**EXERCISE:** In the copy, include every entry exactly but none of the images.

**INPUT ROWS:**

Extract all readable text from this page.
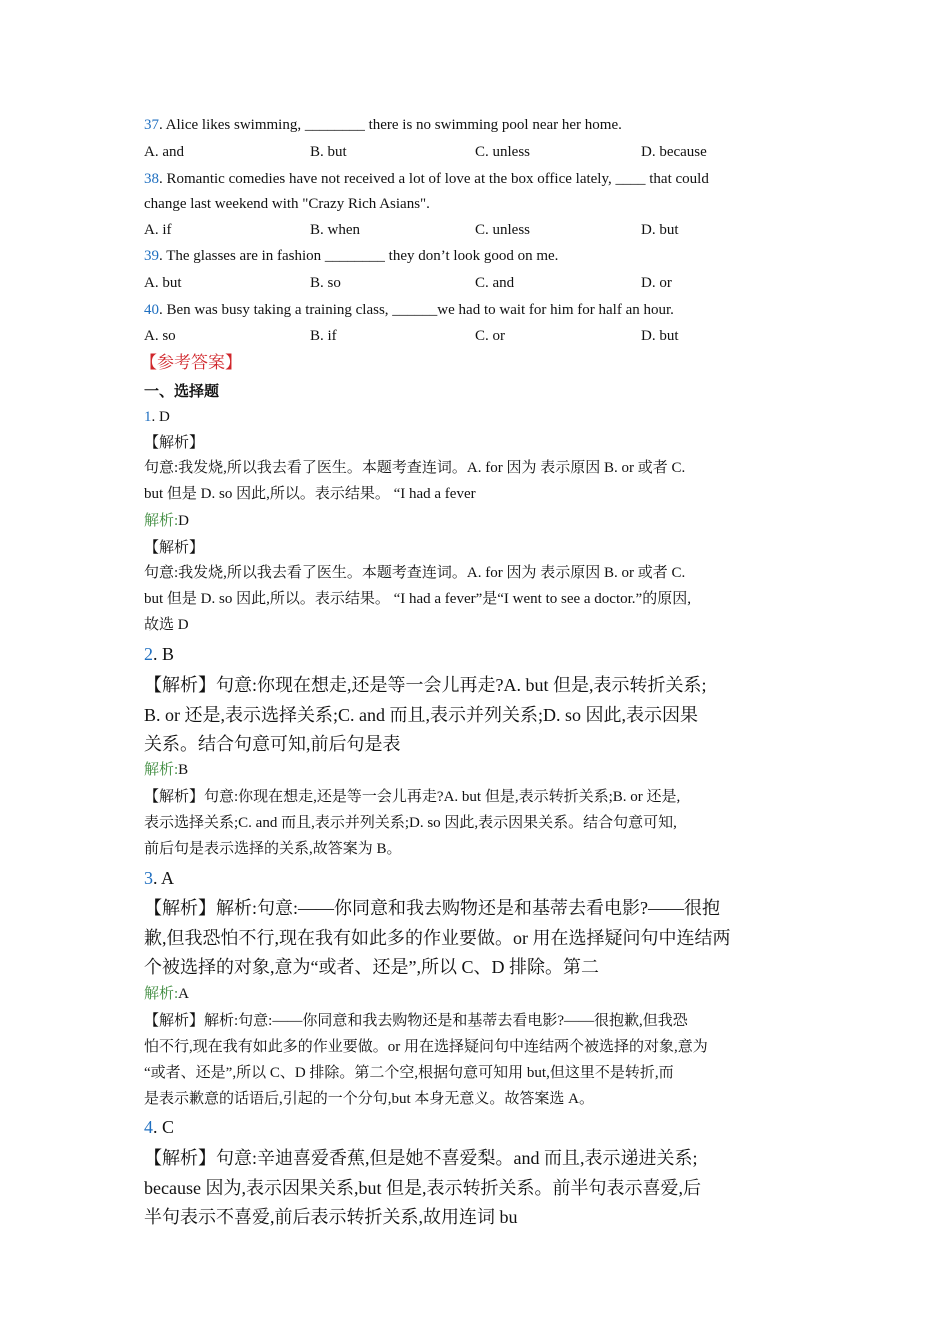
37. Alice likes swimming, ________ there is no swimming pool near her home.
A. and	B. but	C. unless	D. because
38. Romantic comedies have not received a lot of love at the box office lately, ____ that could
change last weekend with "Crazy Rich Asians".
A. if	B. when	C. unless	D. but
39. The glasses are in fashion ________ they don’t look good on me.
A. but	B. so	C. and	D. or
40. Ben was busy taking a training class, ______we had to wait for him for half an hour.
A. so	B. if	C. or	D. but
【参考答案】
一、选择题
1. D
【解析】
句意:我发烧,所以我去看了医生。本题考查连词。A. for 因为 表示原因 B. or 或者 C.
but 但是 D. so 因此,所以。表示结果。 “I had a fever
解析:D
【解析】
句意:我发烧,所以我去看了医生。本题考查连词。A. for 因为 表示原因 B. or 或者 C.
but 但是 D. so 因此,所以。表示结果。 “I had a fever”是“I went to see a doctor.”的原因,
故选 D
2. B
【解析】句意:你现在想走,还是等一会儿再走?A. but 但是,表示转折关系;
B. or 还是,表示选择关系;C. and 而且,表示并列关系;D. so 因此,表示因果
关系。结合句意可知,前后句是表
解析:B
【解析】句意:你现在想走,还是等一会儿再走?A. but 但是,表示转折关系;B. or 还是,
表示选择关系;C. and 而且,表示并列关系;D. so 因此,表示因果关系。结合句意可知,
前后句是表示选择的关系,故答案为 B。
3. A
【解析】解析:句意:——你同意和我去购物还是和基蒂去看电影?——很抱
歉,但我恐怕不行,现在我有如此多的作业要做。or 用在选择疑问句中连结两
个被选择的对象,意为“或者、还是”,所以 C、D 排除。第二
解析:A
【解析】解析:句意:——你同意和我去购物还是和基蒂去看电影?——很抱歉,但我恐
怕不行,现在我有如此多的作业要做。or 用在选择疑问句中连结两个被选择的对象,意为
“或者、还是”,所以 C、D 排除。第二个空,根据句意可知用 but,但这里不是转折,而
是表示歉意的话语后,引起的一个分句,but 本身无意义。故答案选 A。
4. C
【解析】句意:辛迪喜爱香蕉,但是她不喜爱梨。and 而且,表示递进关系;
because 因为,表示因果关系,but 但是,表示转折关系。前半句表示喜爱,后
半句表示不喜爱,前后表示转折关系,故用连词 bu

**FULL ANSWER:**
Extract all readable text from this page.
37. Alice likes swimming, ________ there is no swimming pool near her home.
A. and	B. but	C. unless	D. because
38. Romantic comedies have not received a lot of love at the box office lately, ____ that could
change last weekend with "Crazy Rich Asians".
A. if	B. when	C. unless	D. but
39. The glasses are in fashion ________ they don’t look good on me.
A. but	B. so	C. and	D. or
40. Ben was busy taking a training class, ______we had to wait for him for half an hour.
A. so	B. if	C. or	D. but
【参考答案】
一、选择题
1. D
【解析】
句意:我发烧,所以我去看了医生。本题考查连词。A. for 因为 表示原因 B. or 或者 C.
but 但是 D. so 因此,所以。表示结果。 “I had a fever
解析:D
【解析】
句意:我发烧,所以我去看了医生。本题考查连词。A. for 因为 表示原因 B. or 或者 C.
but 但是 D. so 因此,所以。表示结果。 “I had a fever”是“I went to see a doctor.”的原因,
故选 D
2. B
【解析】句意:你现在想走,还是等一会儿再走?A. but 但是,表示转折关系;
B. or 还是,表示选择关系;C. and 而且,表示并列关系;D. so 因此,表示因果
关系。结合句意可知,前后句是表
解析:B
【解析】句意:你现在想走,还是等一会儿再走?A. but 但是,表示转折关系;B. or 还是,
表示选择关系;C. and 而且,表示并列关系;D. so 因此,表示因果关系。结合句意可知,
前后句是表示选择的关系,故答案为 B。
3. A
【解析】解析:句意:——你同意和我去购物还是和基蒂去看电影?——很抱
歉,但我恐怕不行,现在我有如此多的作业要做。or 用在选择疑问句中连结两
个被选择的对象,意为“或者、还是”,所以 C、D 排除。第二
解析:A
【解析】解析:句意:——你同意和我去购物还是和基蒂去看电影?——很抱歉,但我恐
怕不行,现在我有如此多的作业要做。or 用在选择疑问句中连结两个被选择的对象,意为
“或者、还是”,所以 C、D 排除。第二个空,根据句意可知用 but,但这里不是转折,而
是表示歉意的话语后,引起的一个分句,but 本身无意义。故答案选 A。
4. C
【解析】句意:辛迪喜爱香蕉,但是她不喜爱梨。and 而且,表示递进关系;
because 因为,表示因果关系,but 但是,表示转折关系。前半句表示喜爱,后
半句表示不喜爱,前后表示转折关系,故用连词 bu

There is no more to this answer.